[Exercise requirements]
Write out all records as given; omit images.

[Information given]

------------------------------------

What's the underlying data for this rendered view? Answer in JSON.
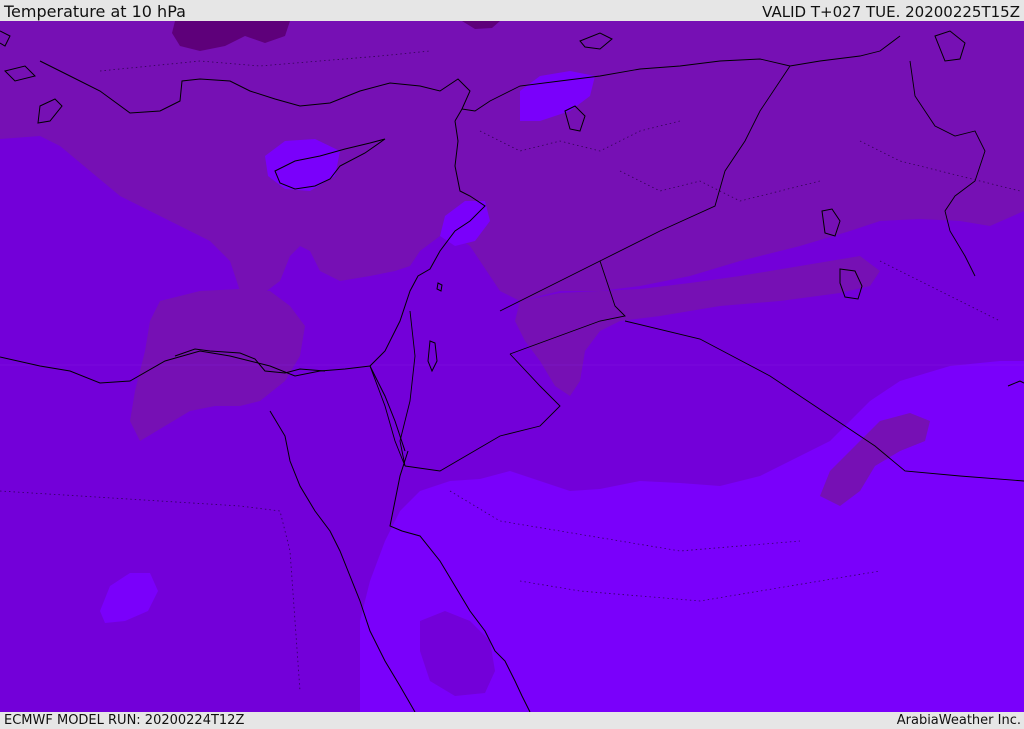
{
  "header": {
    "title": "Temperature at 10 hPa",
    "valid_time": "VALID T+027 TUE. 20200225T15Z"
  },
  "footer": {
    "model_run": "ECMWF MODEL RUN: 20200224T12Z",
    "credit": "ArabiaWeather Inc."
  },
  "map": {
    "colors": {
      "band_cold": "#5e007a",
      "band_cool": "#7610b4",
      "band_mid": "#7300d9",
      "band_warm": "#7a00fb",
      "coastline": "#000000",
      "border": "#000000"
    }
  }
}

------------------------------------

[Full response]
What's the underlying data for this rendered view? Answer in JSON.
{
  "header": {
    "title": "Temperature at 10 hPa",
    "valid_time": "VALID T+027 TUE. 20200225T15Z"
  },
  "footer": {
    "model_run": "ECMWF MODEL RUN: 20200224T12Z",
    "credit": "ArabiaWeather Inc."
  },
  "map": {
    "colors": {
      "band_cold": "#5e007a",
      "band_cool": "#7610b4",
      "band_mid": "#7300d9",
      "band_warm": "#7a00fb",
      "coastline": "#000000",
      "border": "#000000"
    }
  }
}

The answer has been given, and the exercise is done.